→ Objective
Copy out every line of the records where the string "provincias" occurs.

→ Listed entries
■ ■ ■ ■

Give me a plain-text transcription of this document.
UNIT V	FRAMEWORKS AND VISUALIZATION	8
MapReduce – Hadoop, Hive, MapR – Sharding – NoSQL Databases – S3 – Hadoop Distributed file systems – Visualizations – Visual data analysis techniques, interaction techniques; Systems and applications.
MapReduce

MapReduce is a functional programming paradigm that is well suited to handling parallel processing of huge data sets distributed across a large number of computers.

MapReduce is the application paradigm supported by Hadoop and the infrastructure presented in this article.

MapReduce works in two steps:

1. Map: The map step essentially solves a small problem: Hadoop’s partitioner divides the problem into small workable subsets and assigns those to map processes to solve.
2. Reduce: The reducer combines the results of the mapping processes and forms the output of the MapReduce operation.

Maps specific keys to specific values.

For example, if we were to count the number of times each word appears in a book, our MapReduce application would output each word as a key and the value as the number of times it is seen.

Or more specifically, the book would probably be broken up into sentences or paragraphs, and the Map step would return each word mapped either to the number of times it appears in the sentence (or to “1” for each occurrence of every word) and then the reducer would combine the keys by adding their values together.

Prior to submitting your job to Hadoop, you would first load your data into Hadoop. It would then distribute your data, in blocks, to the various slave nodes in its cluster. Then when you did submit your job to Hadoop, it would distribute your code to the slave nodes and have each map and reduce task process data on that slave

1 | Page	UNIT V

■ ■ ■ ■

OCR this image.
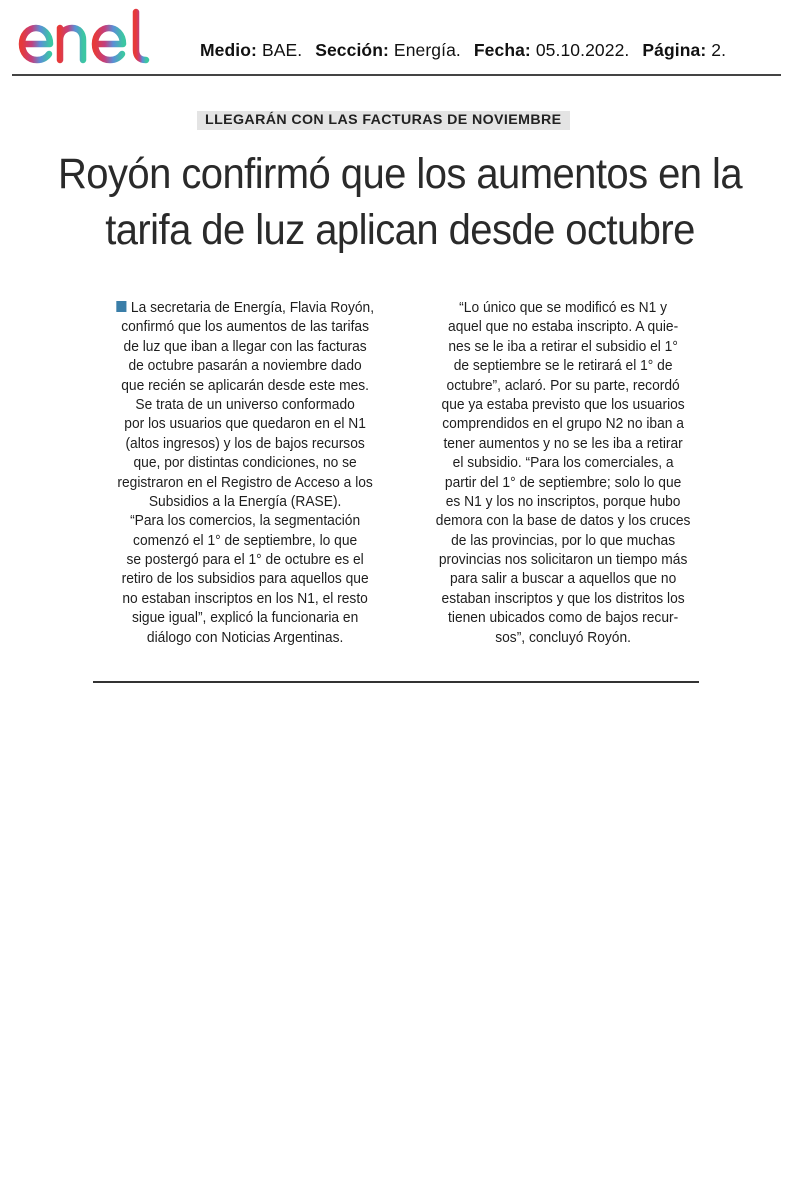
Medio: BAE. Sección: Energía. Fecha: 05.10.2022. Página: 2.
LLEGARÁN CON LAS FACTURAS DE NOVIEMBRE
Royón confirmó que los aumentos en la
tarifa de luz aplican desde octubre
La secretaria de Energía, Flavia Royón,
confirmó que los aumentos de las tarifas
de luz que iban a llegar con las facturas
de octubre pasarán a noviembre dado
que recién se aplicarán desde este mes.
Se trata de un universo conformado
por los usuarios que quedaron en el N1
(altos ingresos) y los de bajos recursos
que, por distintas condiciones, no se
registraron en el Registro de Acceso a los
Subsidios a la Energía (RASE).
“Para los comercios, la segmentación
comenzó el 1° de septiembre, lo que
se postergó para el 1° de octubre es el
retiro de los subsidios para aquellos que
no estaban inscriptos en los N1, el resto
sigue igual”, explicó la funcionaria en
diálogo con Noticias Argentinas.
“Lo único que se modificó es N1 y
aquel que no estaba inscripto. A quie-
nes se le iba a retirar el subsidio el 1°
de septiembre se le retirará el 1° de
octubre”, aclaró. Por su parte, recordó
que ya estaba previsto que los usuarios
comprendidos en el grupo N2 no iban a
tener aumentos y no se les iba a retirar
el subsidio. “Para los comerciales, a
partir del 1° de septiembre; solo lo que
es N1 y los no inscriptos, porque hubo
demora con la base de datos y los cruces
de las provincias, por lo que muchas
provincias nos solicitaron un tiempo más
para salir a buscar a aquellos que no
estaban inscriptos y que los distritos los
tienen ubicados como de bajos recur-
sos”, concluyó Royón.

■ ■ ■ ■

→ Solved problem
de las provincias, por lo que muchas
provincias nos solicitaron un tiempo más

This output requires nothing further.